As of end 2020, about 80% of jurisdictions declared to have a government body outside the ministry sponsoring the regulation that is responsible for reviewing the quality of RIA. This confirms the central role of RIA scrutiny in oversight systems and, as shown in Figure 3.5, it continues the upward trend observed since 2014, when more than one-third of jurisdictions did not have such a body. Coverage is roughly equivalent for primary laws and subordinate regulation. Approximately 75% of all reported ROBs have RIA quality control among their responsibilities, and about more than 70% of these are located within government. Non-departmental oversight bodies also focus strongly on this function. In addition, about one-quarter of jurisdictions reported having a specific parliamentary committee or other parliamentary body with responsibilities for reviewing the quality of the RIA system as a whole.

In just under 40% of jurisdictions (in similar proportions both primary laws and subordinate regulations), the oversight body (or bodies) in charge of RIA scrutiny has some sort of sanctioning power, i.e. it can return the RIA for revision if it deems it inadequate. Figure 3.6 shows the reasons that ROBs can invoke to return a RIA in that case. Cost assessment deficiencies are the most widespread criteria, whereas lack of effective consultation and assessment of alternative options seems to carry comparatively less weight (further details on RIA requirements can be found in the section on Regulatory Impact Assessment earlier in this report). In all but a few cases, this sanctioning power can however be overturned by means of an active decision; e.g. from cabinet, a minister or a high-ranking official.

As far as RIA scrutiny is concerned, the number of jurisdictions in which ROBs have sanctioning power has not increased over the period 2014-2020. These figures do not capture, however, instances where quality control takes place in more consensus-oriented settings (e.g. recommendations from the ROB will be adhered to even if there is no prospect of a formal sanction). In addition, the number of jurisdictions with a ROB in charge of RIA quality control whose mandate is grounded on a legally binding document, which may be considered a proxy for these bodies’ influence, has grown from 18 in 2014 to 29 in 2020.

The effectiveness of RIA systems can be undermined in the absence of a systematic and effective obligation for legislative proposals to undergo RIA. If legislative proposals are arbitrarily exempted from ex ante impact assessment, or if RIA obligations can be circumvented easily, regulatory quality is bound to suffer. Only a few countries report that RIA is always conducted without exception: Austria, Canada, Estonia, Finland, France, Germany, Korea, Lithuania and Spain (in all but three of them, this applies to both primary legislation and subordinate regulation proposals). Decisions to waive RIA should therefore be exceptional, transparent and subject to systematic scrutiny. This is however an area where there is still room for improvement. As discussed in the Regulatory Impact Assessment section and shown in Figure 3.7, only a minority of OECD members currently publish decisions that RIA will not be conducted where it ought to have been. There also remains nearly two-thirds of OECD members without a body responsible for reviewing the decision made by officials about whether a RIA is required. This means that, in practice, in a majority of OECD members, exception mechanisms can be used to bypass RIA with little scrutiny on whether this decision is appropriate or proportionate to the regulatory proposal at hand.

• What is asked:
Carry on the report excerpt on regulatory impact assessment oversight from the point where it stops. The listing that comes next is separate material and is not part of the report excerpt on regulatory impact assessment.

• Collected data:
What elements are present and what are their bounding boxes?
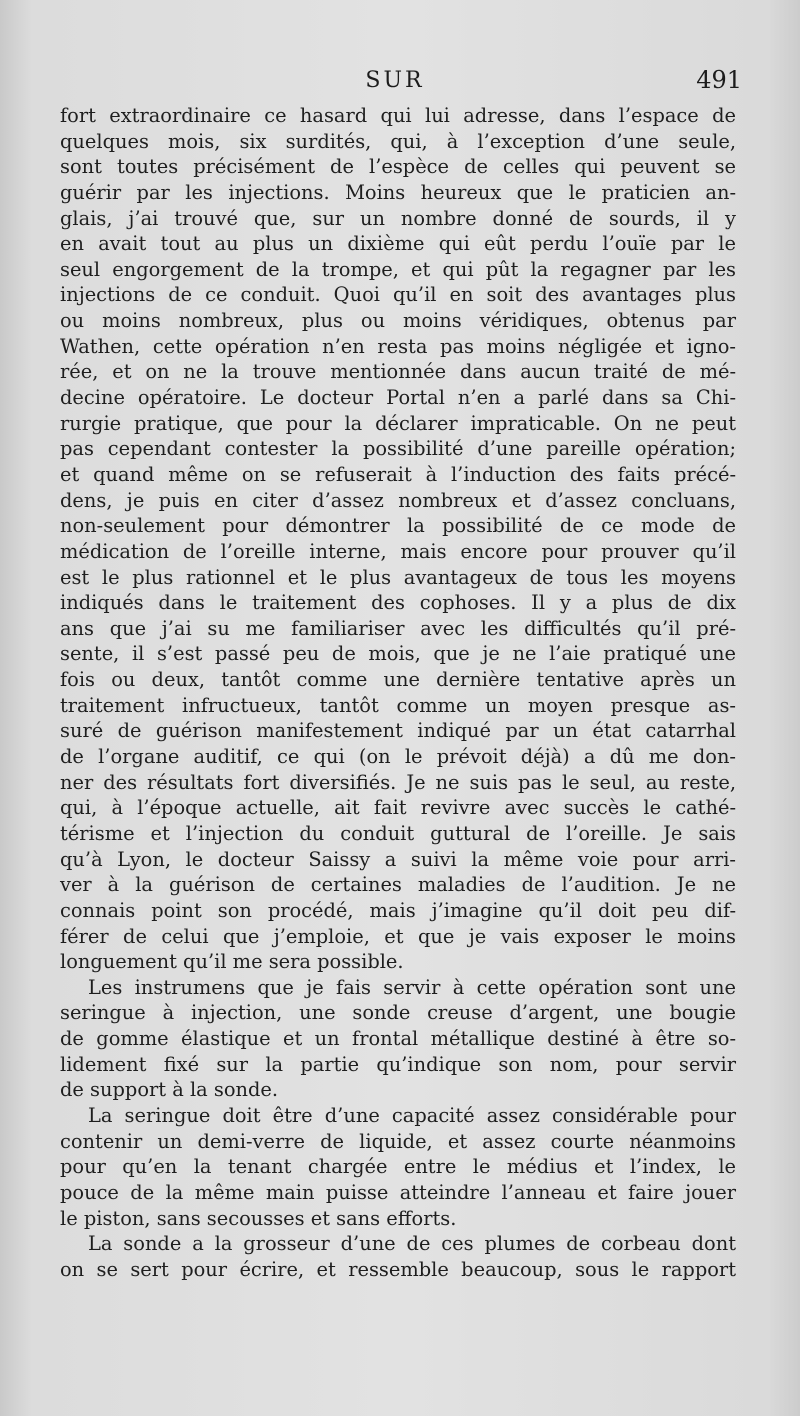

• Task answer:
Despite their critical importance for regulatory quality, oversight of ex post evaluations remains underdeveloped compared to quality control of RIA. The share of jurisdictions with a body outside the unit conducting the evaluation in charge of reviewing the quality of ex post evaluations has grown compared with 2014 for both primary laws and subordinate regulation. However, in both cases, these still account for under one third of jurisdictions. In addition, only a fraction of jurisdictions with a body in charge of reviewing the quality of individual regulations’ ex post evaluations report to do so for all of them.

Quality control of ex post evaluations is generally performed by ROBs at the centre of government, which often share this responsibility with bodies external to government or interdepartmental bodies. In most jurisdictions with a body in charge of reviewing individual regulations’ ex post evaluations, ROBs provide feedback or advice during the preparation of ex post evaluations and also issue formal opinions on their quality. As shown in Figure 3.8, uptake of both these practices has increased in relative terms since 2014, although absolute figures remain low and few OECD members make ROBs’ formal opinions publicly available.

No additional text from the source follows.